• **Task goal**: Return all the entries exactly, keeping pictures out.

• **Extracted data entries**:
━━━

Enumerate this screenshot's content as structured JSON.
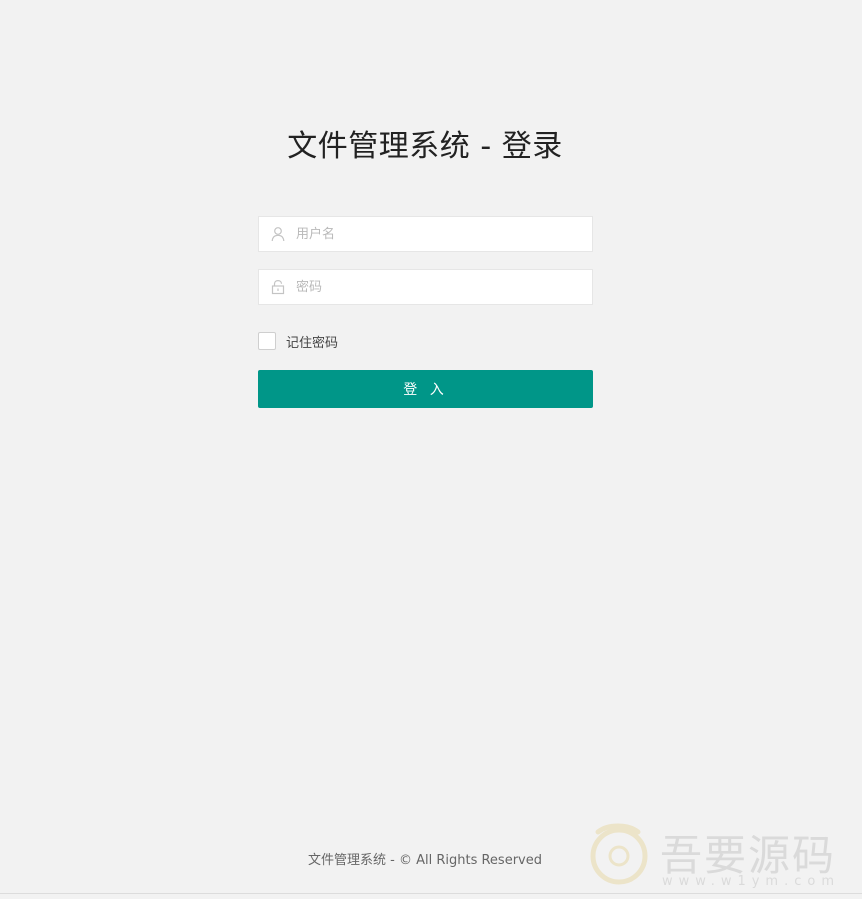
{
  "page": {
    "title": "文件管理系统 - 登录"
  },
  "form": {
    "username": {
      "placeholder": "用户名",
      "value": "",
      "icon": "user-icon"
    },
    "password": {
      "placeholder": "密码",
      "value": "",
      "icon": "lock-icon"
    },
    "remember": {
      "label": "记住密码",
      "checked": false
    },
    "submit_label": "登 入"
  },
  "footer": {
    "text": "文件管理系统 - © All Rights Reserved"
  },
  "watermark": {
    "name": "吾要源码",
    "url": "www.w1ym.com"
  },
  "colors": {
    "background": "#f2f2f2",
    "accent": "#009688",
    "input_border": "#e6e6e6"
  }
}
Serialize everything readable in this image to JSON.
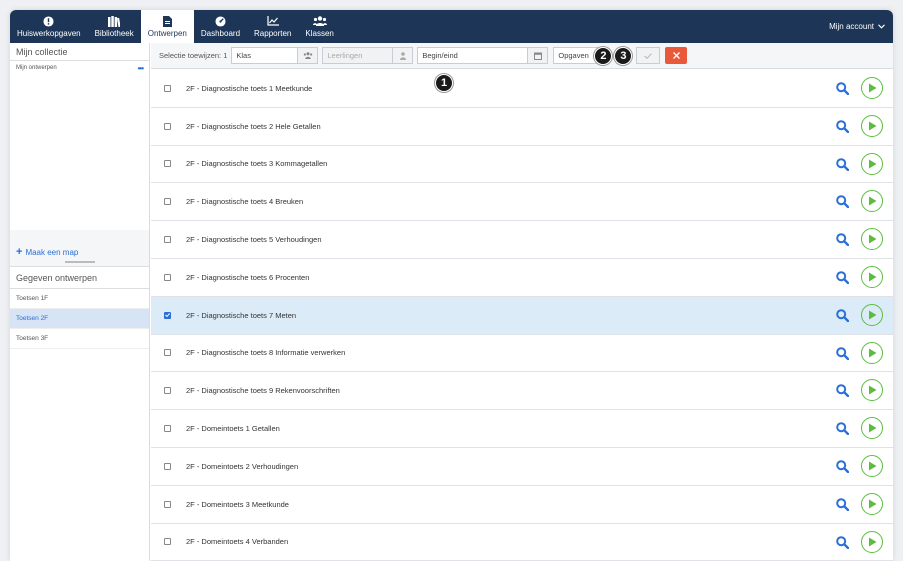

━━━

• **Answer**:
Enumerate this screenshot's content as structured JSON.
{
  "page": {
    "title": "文件管理系统 - 登录"
  },
  "form": {
    "username": {
      "placeholder": "用户名",
      "value": "",
      "icon": "user-icon"
    },
    "password": {
      "placeholder": "密码",
      "value": "",
      "icon": "lock-icon"
    },
    "remember": {
      "label": "记住密码",
      "checked": false
    },
    "submit_label": "登 入"
  },
  "footer": {
    "text": "文件管理系统 - © All Rights Reserved"
  },
  "watermark": {
    "name": "吾要源码",
    "url": "www.w1ym.com"
  },
  "colors": {
    "background": "#f2f2f2",
    "accent": "#009688",
    "input_border": "#e6e6e6"
  }
}
Serialize everything readable in this image to JSON.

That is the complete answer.